# Data shown
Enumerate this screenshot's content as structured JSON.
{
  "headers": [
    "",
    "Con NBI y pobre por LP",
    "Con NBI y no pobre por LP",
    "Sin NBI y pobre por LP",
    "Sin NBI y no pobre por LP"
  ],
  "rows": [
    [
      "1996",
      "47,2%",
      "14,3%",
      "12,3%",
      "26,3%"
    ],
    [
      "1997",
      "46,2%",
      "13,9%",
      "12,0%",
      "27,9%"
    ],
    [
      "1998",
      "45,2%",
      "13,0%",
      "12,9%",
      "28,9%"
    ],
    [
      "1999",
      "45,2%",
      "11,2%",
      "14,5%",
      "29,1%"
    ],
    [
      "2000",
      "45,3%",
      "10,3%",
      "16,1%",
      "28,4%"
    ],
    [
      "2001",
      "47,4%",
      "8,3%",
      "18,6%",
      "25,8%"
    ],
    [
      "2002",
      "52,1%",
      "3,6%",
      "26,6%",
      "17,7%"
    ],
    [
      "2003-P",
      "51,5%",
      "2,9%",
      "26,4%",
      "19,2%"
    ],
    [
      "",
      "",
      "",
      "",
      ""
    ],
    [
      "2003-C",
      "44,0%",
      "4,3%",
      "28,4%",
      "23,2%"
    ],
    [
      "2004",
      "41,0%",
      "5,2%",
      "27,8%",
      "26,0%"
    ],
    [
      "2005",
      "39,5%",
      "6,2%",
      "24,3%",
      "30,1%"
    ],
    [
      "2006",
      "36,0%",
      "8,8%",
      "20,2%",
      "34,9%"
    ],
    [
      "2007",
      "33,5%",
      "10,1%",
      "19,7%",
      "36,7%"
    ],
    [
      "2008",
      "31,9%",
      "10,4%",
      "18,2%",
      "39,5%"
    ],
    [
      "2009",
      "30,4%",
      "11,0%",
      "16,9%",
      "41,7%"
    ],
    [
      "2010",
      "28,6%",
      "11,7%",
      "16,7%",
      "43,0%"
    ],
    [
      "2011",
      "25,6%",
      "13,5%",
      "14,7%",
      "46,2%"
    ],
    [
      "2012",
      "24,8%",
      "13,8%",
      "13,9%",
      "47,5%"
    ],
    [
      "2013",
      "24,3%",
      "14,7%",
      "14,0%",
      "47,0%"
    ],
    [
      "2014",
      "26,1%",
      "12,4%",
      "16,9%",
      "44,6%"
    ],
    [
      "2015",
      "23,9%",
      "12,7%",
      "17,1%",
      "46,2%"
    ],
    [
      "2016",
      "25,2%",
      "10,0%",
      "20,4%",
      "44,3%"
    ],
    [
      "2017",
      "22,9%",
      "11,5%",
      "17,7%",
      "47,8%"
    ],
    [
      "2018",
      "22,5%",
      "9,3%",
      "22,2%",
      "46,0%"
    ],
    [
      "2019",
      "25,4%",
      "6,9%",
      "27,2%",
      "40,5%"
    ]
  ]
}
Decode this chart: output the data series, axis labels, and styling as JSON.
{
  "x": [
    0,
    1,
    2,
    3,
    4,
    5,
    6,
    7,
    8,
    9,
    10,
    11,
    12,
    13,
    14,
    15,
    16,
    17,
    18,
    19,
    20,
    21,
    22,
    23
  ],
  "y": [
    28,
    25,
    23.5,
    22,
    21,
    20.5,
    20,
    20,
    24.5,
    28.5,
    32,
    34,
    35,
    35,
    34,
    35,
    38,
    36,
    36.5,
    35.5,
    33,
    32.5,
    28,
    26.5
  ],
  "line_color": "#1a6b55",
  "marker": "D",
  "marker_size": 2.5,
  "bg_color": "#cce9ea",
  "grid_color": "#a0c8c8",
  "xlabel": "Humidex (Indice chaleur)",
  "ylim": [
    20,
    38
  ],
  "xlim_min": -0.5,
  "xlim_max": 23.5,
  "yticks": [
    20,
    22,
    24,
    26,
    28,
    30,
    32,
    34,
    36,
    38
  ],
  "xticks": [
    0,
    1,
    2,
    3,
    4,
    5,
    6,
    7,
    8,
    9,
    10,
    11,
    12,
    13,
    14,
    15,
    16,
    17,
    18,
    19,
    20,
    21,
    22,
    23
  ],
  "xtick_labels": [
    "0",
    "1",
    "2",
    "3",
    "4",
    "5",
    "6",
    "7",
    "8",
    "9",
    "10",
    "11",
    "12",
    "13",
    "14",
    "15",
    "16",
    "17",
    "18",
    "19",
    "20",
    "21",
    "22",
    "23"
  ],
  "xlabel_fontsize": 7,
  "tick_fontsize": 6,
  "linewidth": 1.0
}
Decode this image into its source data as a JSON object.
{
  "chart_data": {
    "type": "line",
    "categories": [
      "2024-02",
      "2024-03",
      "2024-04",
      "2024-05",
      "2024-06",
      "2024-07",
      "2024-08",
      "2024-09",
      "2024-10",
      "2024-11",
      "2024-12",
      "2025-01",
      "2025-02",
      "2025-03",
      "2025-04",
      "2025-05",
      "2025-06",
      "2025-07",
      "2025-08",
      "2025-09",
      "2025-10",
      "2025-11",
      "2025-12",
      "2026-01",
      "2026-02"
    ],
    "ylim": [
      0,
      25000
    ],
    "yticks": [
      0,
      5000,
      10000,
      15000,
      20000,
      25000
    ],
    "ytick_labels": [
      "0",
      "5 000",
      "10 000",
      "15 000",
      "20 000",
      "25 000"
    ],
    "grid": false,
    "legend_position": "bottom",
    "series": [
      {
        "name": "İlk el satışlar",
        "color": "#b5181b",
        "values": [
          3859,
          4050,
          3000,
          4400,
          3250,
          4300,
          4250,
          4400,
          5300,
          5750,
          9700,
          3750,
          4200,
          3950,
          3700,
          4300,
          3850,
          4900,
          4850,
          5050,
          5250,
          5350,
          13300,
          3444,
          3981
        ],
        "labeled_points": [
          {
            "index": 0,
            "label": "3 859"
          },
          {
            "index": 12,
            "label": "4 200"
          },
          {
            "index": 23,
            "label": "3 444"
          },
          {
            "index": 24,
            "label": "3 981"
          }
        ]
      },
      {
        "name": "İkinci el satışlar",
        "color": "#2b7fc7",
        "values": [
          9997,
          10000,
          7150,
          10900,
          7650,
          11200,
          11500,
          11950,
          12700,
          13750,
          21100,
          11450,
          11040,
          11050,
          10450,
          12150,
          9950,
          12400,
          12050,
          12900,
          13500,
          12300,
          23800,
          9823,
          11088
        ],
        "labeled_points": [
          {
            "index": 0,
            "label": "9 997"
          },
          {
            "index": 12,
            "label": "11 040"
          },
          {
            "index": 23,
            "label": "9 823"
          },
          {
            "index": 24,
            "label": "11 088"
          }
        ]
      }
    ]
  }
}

# Given instruction
Retype all the material above precisely, with no line left out.

# Exercise output
Enumerate this screenshot's content as structured JSON.
{
  "headers": [
    "",
    "Con NBI y pobre por LP",
    "Con NBI y no pobre por LP",
    "Sin NBI y pobre por LP",
    "Sin NBI y no pobre por LP"
  ],
  "rows": [
    [
      "1996",
      "47,2%",
      "14,3%",
      "12,3%",
      "26,3%"
    ],
    [
      "1997",
      "46,2%",
      "13,9%",
      "12,0%",
      "27,9%"
    ],
    [
      "1998",
      "45,2%",
      "13,0%",
      "12,9%",
      "28,9%"
    ],
    [
      "1999",
      "45,2%",
      "11,2%",
      "14,5%",
      "29,1%"
    ],
    [
      "2000",
      "45,3%",
      "10,3%",
      "16,1%",
      "28,4%"
    ],
    [
      "2001",
      "47,4%",
      "8,3%",
      "18,6%",
      "25,8%"
    ],
    [
      "2002",
      "52,1%",
      "3,6%",
      "26,6%",
      "17,7%"
    ],
    [
      "2003-P",
      "51,5%",
      "2,9%",
      "26,4%",
      "19,2%"
    ],
    [
      "",
      "",
      "",
      "",
      ""
    ],
    [
      "2003-C",
      "44,0%",
      "4,3%",
      "28,4%",
      "23,2%"
    ],
    [
      "2004",
      "41,0%",
      "5,2%",
      "27,8%",
      "26,0%"
    ],
    [
      "2005",
      "39,5%",
      "6,2%",
      "24,3%",
      "30,1%"
    ],
    [
      "2006",
      "36,0%",
      "8,8%",
      "20,2%",
      "34,9%"
    ],
    [
      "2007",
      "33,5%",
      "10,1%",
      "19,7%",
      "36,7%"
    ],
    [
      "2008",
      "31,9%",
      "10,4%",
      "18,2%",
      "39,5%"
    ],
    [
      "2009",
      "30,4%",
      "11,0%",
      "16,9%",
      "41,7%"
    ],
    [
      "2010",
      "28,6%",
      "11,7%",
      "16,7%",
      "43,0%"
    ],
    [
      "2011",
      "25,6%",
      "13,5%",
      "14,7%",
      "46,2%"
    ],
    [
      "2012",
      "24,8%",
      "13,8%",
      "13,9%",
      "47,5%"
    ],
    [
      "2013",
      "24,3%",
      "14,7%",
      "14,0%",
      "47,0%"
    ],
    [
      "2014",
      "26,1%",
      "12,4%",
      "16,9%",
      "44,6%"
    ],
    [
      "2015",
      "23,9%",
      "12,7%",
      "17,1%",
      "46,2%"
    ],
    [
      "2016",
      "25,2%",
      "10,0%",
      "20,4%",
      "44,3%"
    ],
    [
      "2017",
      "22,9%",
      "11,5%",
      "17,7%",
      "47,8%"
    ],
    [
      "2018",
      "22,5%",
      "9,3%",
      "22,2%",
      "46,0%"
    ],
    [
      "2019",
      "25,4%",
      "6,9%",
      "27,2%",
      "40,5%"
    ]
  ]
}
Decode this chart: output the data series, axis labels, and styling as JSON.
{
  "x": [
    0,
    1,
    2,
    3,
    4,
    5,
    6,
    7,
    8,
    9,
    10,
    11,
    12,
    13,
    14,
    15,
    16,
    17,
    18,
    19,
    20,
    21,
    22,
    23
  ],
  "y": [
    28,
    25,
    23.5,
    22,
    21,
    20.5,
    20,
    20,
    24.5,
    28.5,
    32,
    34,
    35,
    35,
    34,
    35,
    38,
    36,
    36.5,
    35.5,
    33,
    32.5,
    28,
    26.5
  ],
  "line_color": "#1a6b55",
  "marker": "D",
  "marker_size": 2.5,
  "bg_color": "#cce9ea",
  "grid_color": "#a0c8c8",
  "xlabel": "Humidex (Indice chaleur)",
  "ylim": [
    20,
    38
  ],
  "xlim_min": -0.5,
  "xlim_max": 23.5,
  "yticks": [
    20,
    22,
    24,
    26,
    28,
    30,
    32,
    34,
    36,
    38
  ],
  "xticks": [
    0,
    1,
    2,
    3,
    4,
    5,
    6,
    7,
    8,
    9,
    10,
    11,
    12,
    13,
    14,
    15,
    16,
    17,
    18,
    19,
    20,
    21,
    22,
    23
  ],
  "xtick_labels": [
    "0",
    "1",
    "2",
    "3",
    "4",
    "5",
    "6",
    "7",
    "8",
    "9",
    "10",
    "11",
    "12",
    "13",
    "14",
    "15",
    "16",
    "17",
    "18",
    "19",
    "20",
    "21",
    "22",
    "23"
  ],
  "xlabel_fontsize": 7,
  "tick_fontsize": 6,
  "linewidth": 1.0
}
Decode this image into its source data as a JSON object.
{
  "chart_data": {
    "type": "line",
    "categories": [
      "2024-02",
      "2024-03",
      "2024-04",
      "2024-05",
      "2024-06",
      "2024-07",
      "2024-08",
      "2024-09",
      "2024-10",
      "2024-11",
      "2024-12",
      "2025-01",
      "2025-02",
      "2025-03",
      "2025-04",
      "2025-05",
      "2025-06",
      "2025-07",
      "2025-08",
      "2025-09",
      "2025-10",
      "2025-11",
      "2025-12",
      "2026-01",
      "2026-02"
    ],
    "ylim": [
      0,
      25000
    ],
    "yticks": [
      0,
      5000,
      10000,
      15000,
      20000,
      25000
    ],
    "ytick_labels": [
      "0",
      "5 000",
      "10 000",
      "15 000",
      "20 000",
      "25 000"
    ],
    "grid": false,
    "legend_position": "bottom",
    "series": [
      {
        "name": "İlk el satışlar",
        "color": "#b5181b",
        "values": [
          3859,
          4050,
          3000,
          4400,
          3250,
          4300,
          4250,
          4400,
          5300,
          5750,
          9700,
          3750,
          4200,
          3950,
          3700,
          4300,
          3850,
          4900,
          4850,
          5050,
          5250,
          5350,
          13300,
          3444,
          3981
        ],
        "labeled_points": [
          {
            "index": 0,
            "label": "3 859"
          },
          {
            "index": 12,
            "label": "4 200"
          },
          {
            "index": 23,
            "label": "3 444"
          },
          {
            "index": 24,
            "label": "3 981"
          }
        ]
      },
      {
        "name": "İkinci el satışlar",
        "color": "#2b7fc7",
        "values": [
          9997,
          10000,
          7150,
          10900,
          7650,
          11200,
          11500,
          11950,
          12700,
          13750,
          21100,
          11450,
          11040,
          11050,
          10450,
          12150,
          9950,
          12400,
          12050,
          12900,
          13500,
          12300,
          23800,
          9823,
          11088
        ],
        "labeled_points": [
          {
            "index": 0,
            "label": "9 997"
          },
          {
            "index": 12,
            "label": "11 040"
          },
          {
            "index": 23,
            "label": "9 823"
          },
          {
            "index": 24,
            "label": "11 088"
          }
        ]
      }
    ]
  }
}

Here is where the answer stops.